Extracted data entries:
========================================

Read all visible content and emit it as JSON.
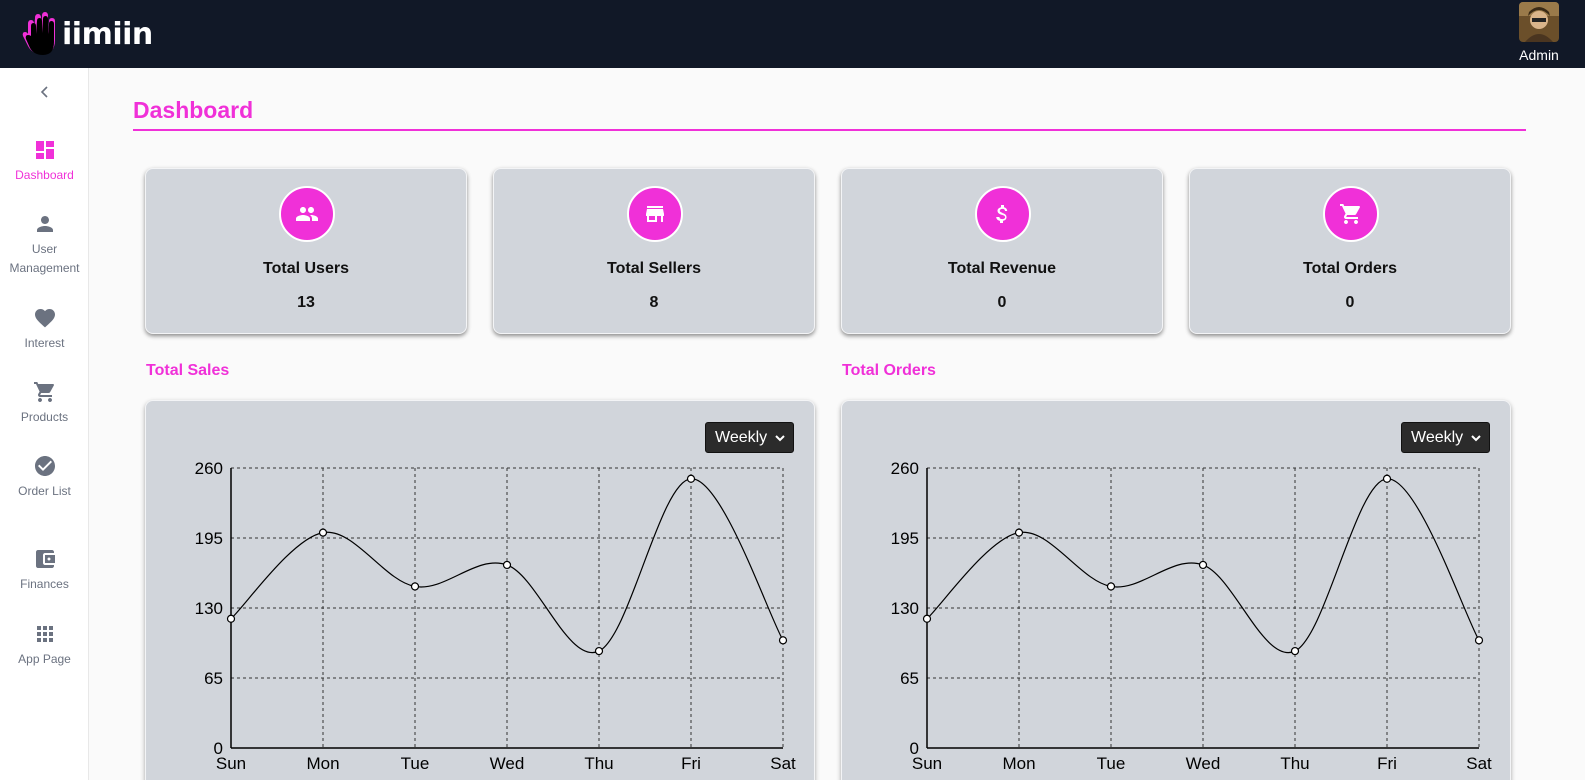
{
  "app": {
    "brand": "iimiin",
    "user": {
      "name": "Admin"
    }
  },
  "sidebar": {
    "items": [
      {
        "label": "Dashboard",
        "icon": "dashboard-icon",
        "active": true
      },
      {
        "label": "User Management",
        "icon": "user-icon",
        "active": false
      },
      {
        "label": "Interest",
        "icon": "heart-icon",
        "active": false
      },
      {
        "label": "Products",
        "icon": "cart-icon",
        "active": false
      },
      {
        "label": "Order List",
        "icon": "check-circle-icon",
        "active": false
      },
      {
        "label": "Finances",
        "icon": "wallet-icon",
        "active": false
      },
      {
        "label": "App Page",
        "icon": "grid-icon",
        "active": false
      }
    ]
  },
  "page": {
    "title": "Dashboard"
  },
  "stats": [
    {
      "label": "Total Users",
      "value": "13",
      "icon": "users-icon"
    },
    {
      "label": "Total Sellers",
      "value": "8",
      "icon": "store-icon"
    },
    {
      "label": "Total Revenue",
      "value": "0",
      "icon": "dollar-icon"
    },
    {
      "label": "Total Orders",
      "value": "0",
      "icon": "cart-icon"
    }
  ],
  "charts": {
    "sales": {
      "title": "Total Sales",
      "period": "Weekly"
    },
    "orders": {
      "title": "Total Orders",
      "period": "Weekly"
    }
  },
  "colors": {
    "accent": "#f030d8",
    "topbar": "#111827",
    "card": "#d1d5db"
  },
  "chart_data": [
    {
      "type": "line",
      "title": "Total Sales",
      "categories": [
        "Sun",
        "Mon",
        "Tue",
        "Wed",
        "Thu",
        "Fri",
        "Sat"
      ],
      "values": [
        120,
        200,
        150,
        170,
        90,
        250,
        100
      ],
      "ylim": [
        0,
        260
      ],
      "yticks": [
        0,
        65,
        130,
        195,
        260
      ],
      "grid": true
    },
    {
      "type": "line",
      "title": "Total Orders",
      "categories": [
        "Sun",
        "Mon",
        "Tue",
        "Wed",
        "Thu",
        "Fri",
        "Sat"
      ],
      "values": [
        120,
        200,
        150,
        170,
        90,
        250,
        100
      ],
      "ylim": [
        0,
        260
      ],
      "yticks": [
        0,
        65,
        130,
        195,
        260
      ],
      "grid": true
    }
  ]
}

========================================

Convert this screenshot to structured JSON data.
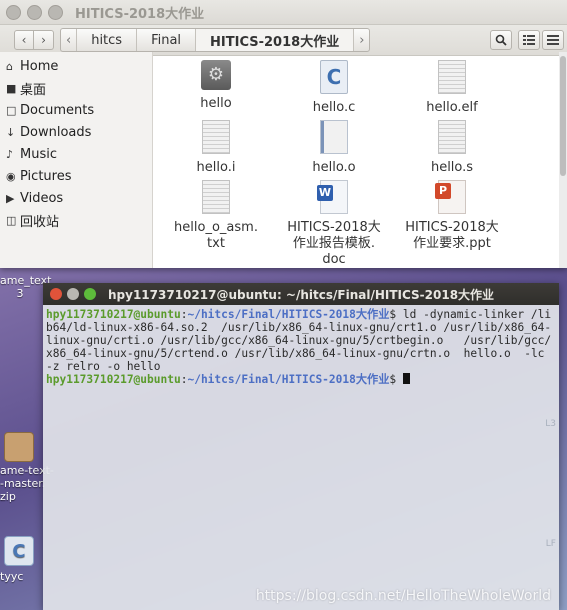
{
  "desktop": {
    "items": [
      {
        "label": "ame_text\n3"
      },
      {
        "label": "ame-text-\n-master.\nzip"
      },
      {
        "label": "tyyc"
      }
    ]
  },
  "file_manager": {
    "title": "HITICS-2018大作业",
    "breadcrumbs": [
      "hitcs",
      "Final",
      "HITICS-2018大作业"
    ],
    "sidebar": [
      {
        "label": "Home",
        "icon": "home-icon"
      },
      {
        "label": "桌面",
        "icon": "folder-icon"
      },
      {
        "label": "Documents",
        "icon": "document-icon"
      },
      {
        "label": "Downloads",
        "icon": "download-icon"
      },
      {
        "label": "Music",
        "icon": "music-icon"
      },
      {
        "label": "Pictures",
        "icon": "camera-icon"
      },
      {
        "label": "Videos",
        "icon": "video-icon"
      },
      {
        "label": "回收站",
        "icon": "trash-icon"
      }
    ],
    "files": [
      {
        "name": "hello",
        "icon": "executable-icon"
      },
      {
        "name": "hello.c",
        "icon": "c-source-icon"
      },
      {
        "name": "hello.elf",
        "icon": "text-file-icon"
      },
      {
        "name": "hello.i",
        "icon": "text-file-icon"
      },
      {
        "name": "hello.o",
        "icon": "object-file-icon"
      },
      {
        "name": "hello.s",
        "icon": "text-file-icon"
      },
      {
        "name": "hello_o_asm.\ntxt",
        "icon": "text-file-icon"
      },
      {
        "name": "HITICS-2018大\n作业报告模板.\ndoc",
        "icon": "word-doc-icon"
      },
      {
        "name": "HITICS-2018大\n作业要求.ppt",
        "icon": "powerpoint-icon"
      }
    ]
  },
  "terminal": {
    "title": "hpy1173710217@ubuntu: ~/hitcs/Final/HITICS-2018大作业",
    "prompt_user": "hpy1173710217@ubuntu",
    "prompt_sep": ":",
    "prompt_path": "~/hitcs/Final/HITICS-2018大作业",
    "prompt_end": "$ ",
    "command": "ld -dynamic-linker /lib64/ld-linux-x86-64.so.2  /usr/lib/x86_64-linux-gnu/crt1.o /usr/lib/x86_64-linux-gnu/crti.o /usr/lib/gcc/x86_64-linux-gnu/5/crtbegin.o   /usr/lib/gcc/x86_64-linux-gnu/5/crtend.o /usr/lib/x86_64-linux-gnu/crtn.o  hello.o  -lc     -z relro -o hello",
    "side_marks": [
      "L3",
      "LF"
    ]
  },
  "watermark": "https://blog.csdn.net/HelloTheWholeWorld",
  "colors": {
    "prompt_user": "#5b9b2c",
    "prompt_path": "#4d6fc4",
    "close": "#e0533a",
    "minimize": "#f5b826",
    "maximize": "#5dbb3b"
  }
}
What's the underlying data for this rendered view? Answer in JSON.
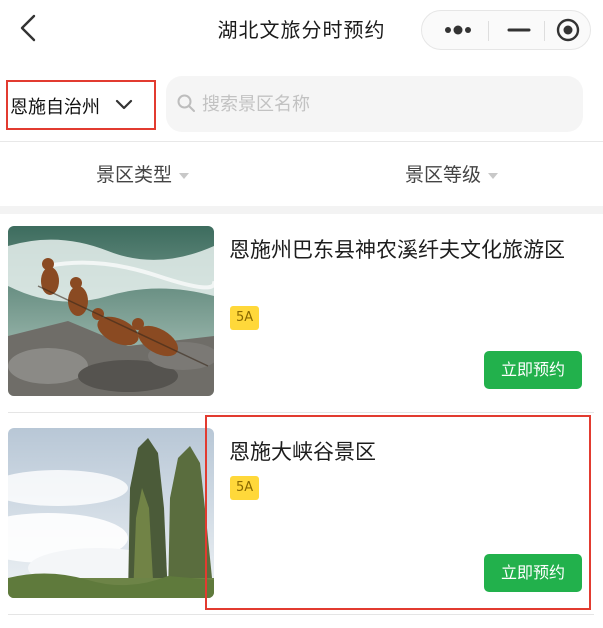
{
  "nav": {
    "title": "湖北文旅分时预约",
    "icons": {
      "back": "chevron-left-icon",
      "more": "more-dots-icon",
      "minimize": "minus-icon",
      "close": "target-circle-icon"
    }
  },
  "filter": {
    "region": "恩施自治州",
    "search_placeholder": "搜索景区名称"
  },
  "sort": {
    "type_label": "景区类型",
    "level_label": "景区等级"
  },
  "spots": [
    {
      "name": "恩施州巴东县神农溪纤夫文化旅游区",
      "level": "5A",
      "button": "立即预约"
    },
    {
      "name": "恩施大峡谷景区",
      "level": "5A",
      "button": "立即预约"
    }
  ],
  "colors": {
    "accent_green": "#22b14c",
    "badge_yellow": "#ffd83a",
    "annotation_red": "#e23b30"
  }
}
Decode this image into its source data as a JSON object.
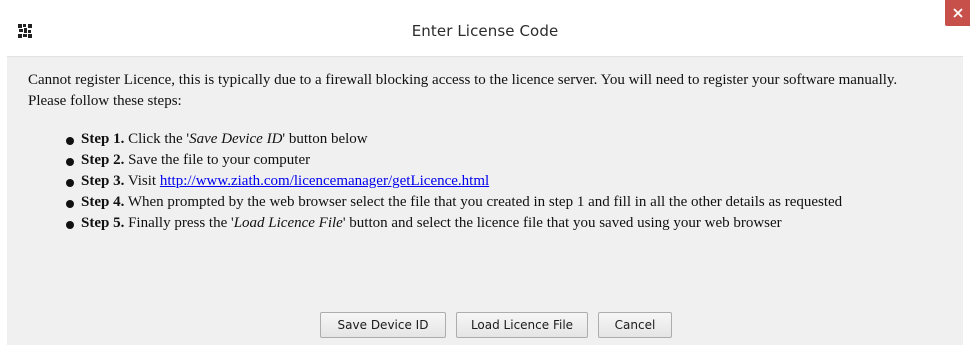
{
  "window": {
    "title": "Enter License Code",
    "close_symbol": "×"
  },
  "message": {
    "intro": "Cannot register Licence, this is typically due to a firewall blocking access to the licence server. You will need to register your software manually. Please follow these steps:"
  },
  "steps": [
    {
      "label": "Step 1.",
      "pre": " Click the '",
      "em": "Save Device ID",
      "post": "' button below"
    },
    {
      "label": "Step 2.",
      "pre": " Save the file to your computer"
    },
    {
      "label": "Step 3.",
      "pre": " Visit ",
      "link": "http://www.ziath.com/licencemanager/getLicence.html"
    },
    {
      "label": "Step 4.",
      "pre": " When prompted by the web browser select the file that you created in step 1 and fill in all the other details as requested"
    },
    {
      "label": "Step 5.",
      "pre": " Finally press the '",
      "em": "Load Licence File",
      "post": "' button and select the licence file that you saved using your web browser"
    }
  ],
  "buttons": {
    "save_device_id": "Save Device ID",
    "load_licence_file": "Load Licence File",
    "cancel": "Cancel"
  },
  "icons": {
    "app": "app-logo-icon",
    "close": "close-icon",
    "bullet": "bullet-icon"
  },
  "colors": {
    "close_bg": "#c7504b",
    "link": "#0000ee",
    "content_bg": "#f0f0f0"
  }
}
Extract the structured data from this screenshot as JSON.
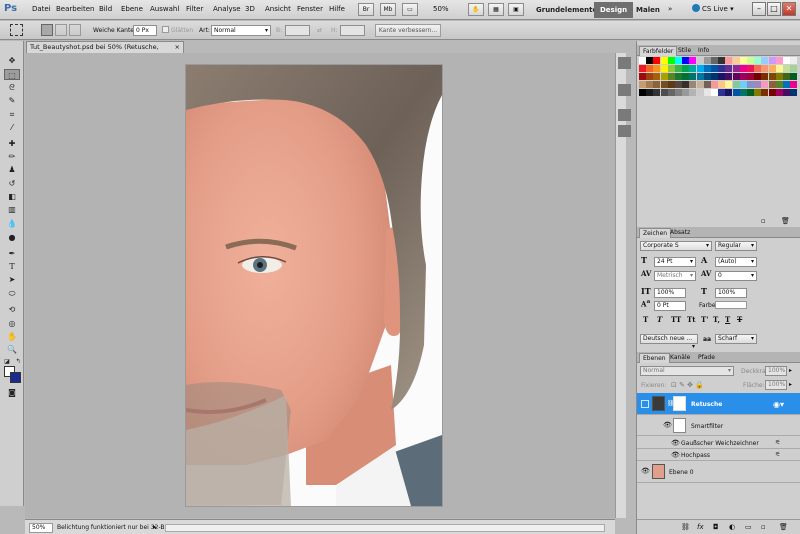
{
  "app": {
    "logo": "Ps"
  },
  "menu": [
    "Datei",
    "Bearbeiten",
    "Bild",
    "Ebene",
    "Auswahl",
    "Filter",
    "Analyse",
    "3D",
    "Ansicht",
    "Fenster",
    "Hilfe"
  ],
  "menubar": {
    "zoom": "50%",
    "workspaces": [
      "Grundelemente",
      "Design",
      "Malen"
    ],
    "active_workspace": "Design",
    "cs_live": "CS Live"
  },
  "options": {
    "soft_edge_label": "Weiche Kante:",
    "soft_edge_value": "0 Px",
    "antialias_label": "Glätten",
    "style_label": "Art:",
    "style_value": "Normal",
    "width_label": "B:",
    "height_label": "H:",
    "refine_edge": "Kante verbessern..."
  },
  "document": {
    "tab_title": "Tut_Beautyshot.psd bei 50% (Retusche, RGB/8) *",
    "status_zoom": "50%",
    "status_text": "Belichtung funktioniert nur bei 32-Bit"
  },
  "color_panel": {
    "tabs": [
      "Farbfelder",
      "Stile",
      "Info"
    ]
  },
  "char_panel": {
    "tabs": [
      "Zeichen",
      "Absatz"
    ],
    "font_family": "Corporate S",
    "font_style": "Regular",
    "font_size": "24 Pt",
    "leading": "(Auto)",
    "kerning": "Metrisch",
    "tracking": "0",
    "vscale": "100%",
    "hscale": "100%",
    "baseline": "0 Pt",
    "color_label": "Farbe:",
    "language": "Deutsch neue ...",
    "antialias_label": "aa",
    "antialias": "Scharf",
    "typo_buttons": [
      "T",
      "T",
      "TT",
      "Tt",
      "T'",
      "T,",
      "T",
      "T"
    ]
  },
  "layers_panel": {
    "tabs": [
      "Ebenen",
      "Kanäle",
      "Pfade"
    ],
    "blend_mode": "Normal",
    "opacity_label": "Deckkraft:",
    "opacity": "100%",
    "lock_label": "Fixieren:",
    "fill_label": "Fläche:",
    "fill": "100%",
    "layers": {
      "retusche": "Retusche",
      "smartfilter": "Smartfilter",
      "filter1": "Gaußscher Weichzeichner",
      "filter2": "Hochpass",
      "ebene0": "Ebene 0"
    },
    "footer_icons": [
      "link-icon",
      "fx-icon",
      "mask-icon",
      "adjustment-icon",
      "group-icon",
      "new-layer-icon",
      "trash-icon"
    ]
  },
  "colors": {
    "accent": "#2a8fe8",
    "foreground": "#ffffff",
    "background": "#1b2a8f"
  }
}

========================================

- **Exercise objective**
Copy out every line from the data above that has "JSON" in it.

- **Problem solution**
Read all visible content and emit it as JSON.
Convert this screenshot to structured JSON data.
What's the underlying data for this rendered view? Answer in JSON.
Decode this image into its source data as a JSON object.
Extract the structured data from this screenshot as JSON.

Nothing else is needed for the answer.